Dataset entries
☆ ☆ ☆

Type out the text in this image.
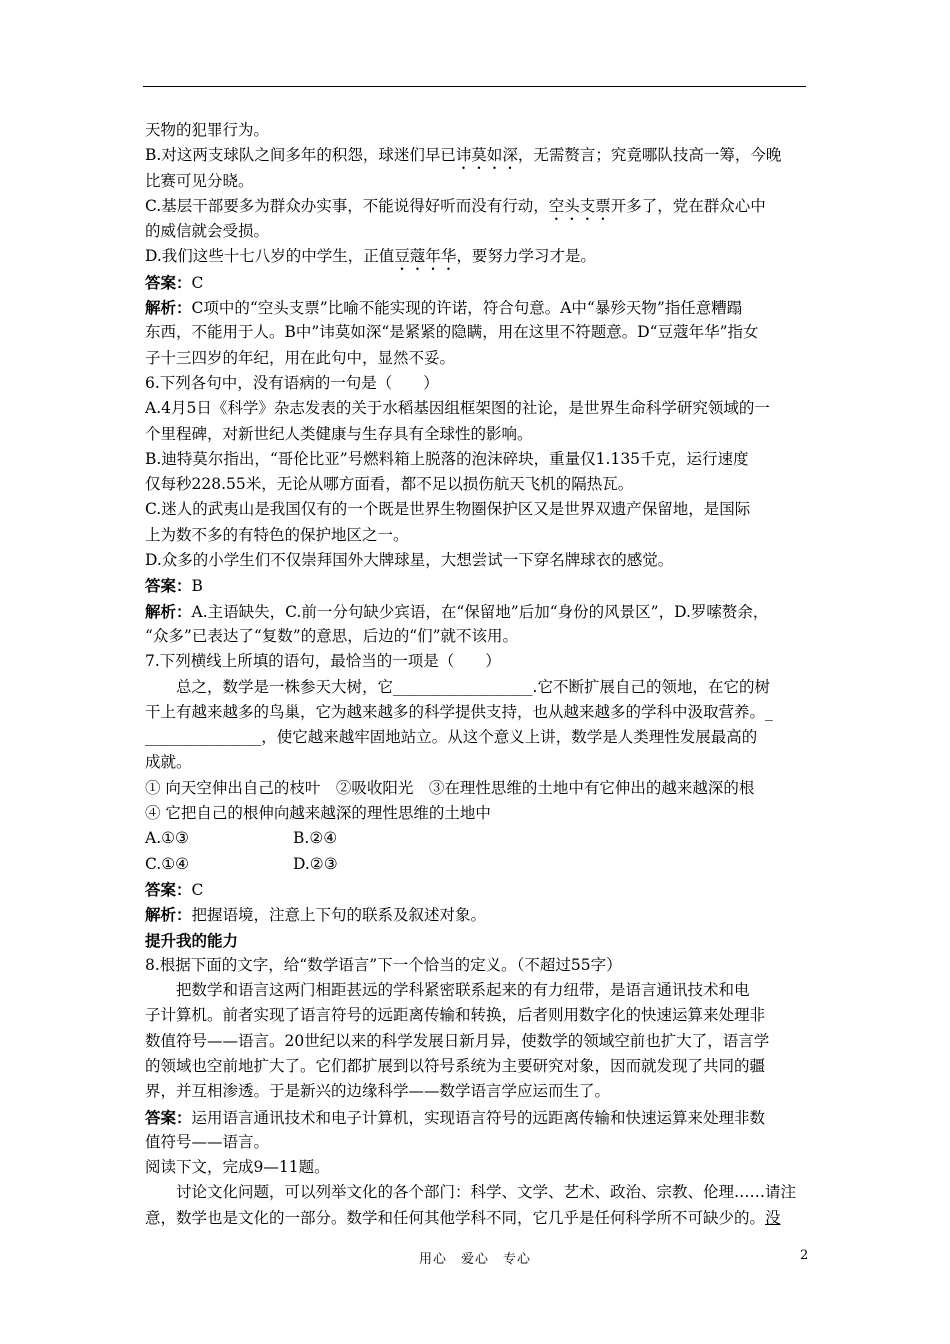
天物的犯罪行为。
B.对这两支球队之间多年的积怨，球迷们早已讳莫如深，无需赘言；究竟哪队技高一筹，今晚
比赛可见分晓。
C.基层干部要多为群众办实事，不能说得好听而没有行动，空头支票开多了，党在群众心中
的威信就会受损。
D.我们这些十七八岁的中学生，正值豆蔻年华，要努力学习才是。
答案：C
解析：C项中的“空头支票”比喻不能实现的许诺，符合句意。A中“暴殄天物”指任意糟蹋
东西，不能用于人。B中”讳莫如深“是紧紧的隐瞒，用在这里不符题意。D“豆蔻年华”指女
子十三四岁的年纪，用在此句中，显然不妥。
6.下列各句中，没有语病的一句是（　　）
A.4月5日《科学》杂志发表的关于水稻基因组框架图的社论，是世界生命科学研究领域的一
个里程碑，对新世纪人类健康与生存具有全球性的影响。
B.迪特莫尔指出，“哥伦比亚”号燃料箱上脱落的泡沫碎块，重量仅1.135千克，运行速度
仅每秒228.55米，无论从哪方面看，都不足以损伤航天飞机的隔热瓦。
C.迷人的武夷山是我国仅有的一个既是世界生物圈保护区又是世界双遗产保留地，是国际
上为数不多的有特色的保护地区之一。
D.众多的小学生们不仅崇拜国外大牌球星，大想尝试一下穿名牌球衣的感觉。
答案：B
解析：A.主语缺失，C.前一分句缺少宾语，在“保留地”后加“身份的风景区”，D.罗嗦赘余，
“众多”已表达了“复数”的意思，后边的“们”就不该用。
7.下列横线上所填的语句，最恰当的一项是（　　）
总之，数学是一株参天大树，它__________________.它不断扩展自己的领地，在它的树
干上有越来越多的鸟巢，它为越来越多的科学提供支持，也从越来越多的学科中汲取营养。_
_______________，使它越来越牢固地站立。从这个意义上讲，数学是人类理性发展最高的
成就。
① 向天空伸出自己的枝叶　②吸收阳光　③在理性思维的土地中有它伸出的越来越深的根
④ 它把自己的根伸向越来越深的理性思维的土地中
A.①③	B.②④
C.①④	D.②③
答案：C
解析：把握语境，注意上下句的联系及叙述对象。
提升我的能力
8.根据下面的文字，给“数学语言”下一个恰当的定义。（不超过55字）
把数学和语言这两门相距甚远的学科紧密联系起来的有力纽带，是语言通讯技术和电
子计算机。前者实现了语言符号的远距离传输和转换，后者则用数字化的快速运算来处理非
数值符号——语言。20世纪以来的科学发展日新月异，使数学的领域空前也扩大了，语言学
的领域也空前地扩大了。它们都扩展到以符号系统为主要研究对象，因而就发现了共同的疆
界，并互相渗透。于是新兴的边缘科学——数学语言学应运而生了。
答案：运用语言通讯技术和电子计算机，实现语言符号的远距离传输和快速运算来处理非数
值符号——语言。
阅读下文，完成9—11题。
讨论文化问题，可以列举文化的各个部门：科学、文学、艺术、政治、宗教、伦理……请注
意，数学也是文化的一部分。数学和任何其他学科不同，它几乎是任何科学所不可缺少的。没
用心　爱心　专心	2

☆ ☆ ☆

● **Requirement**
Transcribe the whole listing, character for character, but not its images.

● **Response for this exercise**
Type out the text in this image.
天物的犯罪行为。
B.对这两支球队之间多年的积怨，球迷们早已讳莫如深，无需赘言；究竟哪队技高一筹，今晚
比赛可见分晓。
C.基层干部要多为群众办实事，不能说得好听而没有行动，空头支票开多了，党在群众心中
的威信就会受损。
D.我们这些十七八岁的中学生，正值豆蔻年华，要努力学习才是。
答案：C
解析：C项中的“空头支票”比喻不能实现的许诺，符合句意。A中“暴殄天物”指任意糟蹋
东西，不能用于人。B中”讳莫如深“是紧紧的隐瞒，用在这里不符题意。D“豆蔻年华”指女
子十三四岁的年纪，用在此句中，显然不妥。
6.下列各句中，没有语病的一句是（　　）
A.4月5日《科学》杂志发表的关于水稻基因组框架图的社论，是世界生命科学研究领域的一
个里程碑，对新世纪人类健康与生存具有全球性的影响。
B.迪特莫尔指出，“哥伦比亚”号燃料箱上脱落的泡沫碎块，重量仅1.135千克，运行速度
仅每秒228.55米，无论从哪方面看，都不足以损伤航天飞机的隔热瓦。
C.迷人的武夷山是我国仅有的一个既是世界生物圈保护区又是世界双遗产保留地，是国际
上为数不多的有特色的保护地区之一。
D.众多的小学生们不仅崇拜国外大牌球星，大想尝试一下穿名牌球衣的感觉。
答案：B
解析：A.主语缺失，C.前一分句缺少宾语，在“保留地”后加“身份的风景区”，D.罗嗦赘余，
“众多”已表达了“复数”的意思，后边的“们”就不该用。
7.下列横线上所填的语句，最恰当的一项是（　　）
总之，数学是一株参天大树，它__________________.它不断扩展自己的领地，在它的树
干上有越来越多的鸟巢，它为越来越多的科学提供支持，也从越来越多的学科中汲取营养。_
_______________，使它越来越牢固地站立。从这个意义上讲，数学是人类理性发展最高的
成就。
① 向天空伸出自己的枝叶　②吸收阳光　③在理性思维的土地中有它伸出的越来越深的根
④ 它把自己的根伸向越来越深的理性思维的土地中
A.①③	B.②④
C.①④	D.②③
答案：C
解析：把握语境，注意上下句的联系及叙述对象。
提升我的能力
8.根据下面的文字，给“数学语言”下一个恰当的定义。（不超过55字）
把数学和语言这两门相距甚远的学科紧密联系起来的有力纽带，是语言通讯技术和电
子计算机。前者实现了语言符号的远距离传输和转换，后者则用数字化的快速运算来处理非
数值符号——语言。20世纪以来的科学发展日新月异，使数学的领域空前也扩大了，语言学
的领域也空前地扩大了。它们都扩展到以符号系统为主要研究对象，因而就发现了共同的疆
界，并互相渗透。于是新兴的边缘科学——数学语言学应运而生了。
答案：运用语言通讯技术和电子计算机，实现语言符号的远距离传输和快速运算来处理非数
值符号——语言。
阅读下文，完成9—11题。
讨论文化问题，可以列举文化的各个部门：科学、文学、艺术、政治、宗教、伦理……请注
意，数学也是文化的一部分。数学和任何其他学科不同，它几乎是任何科学所不可缺少的。没
用心　爱心　专心	2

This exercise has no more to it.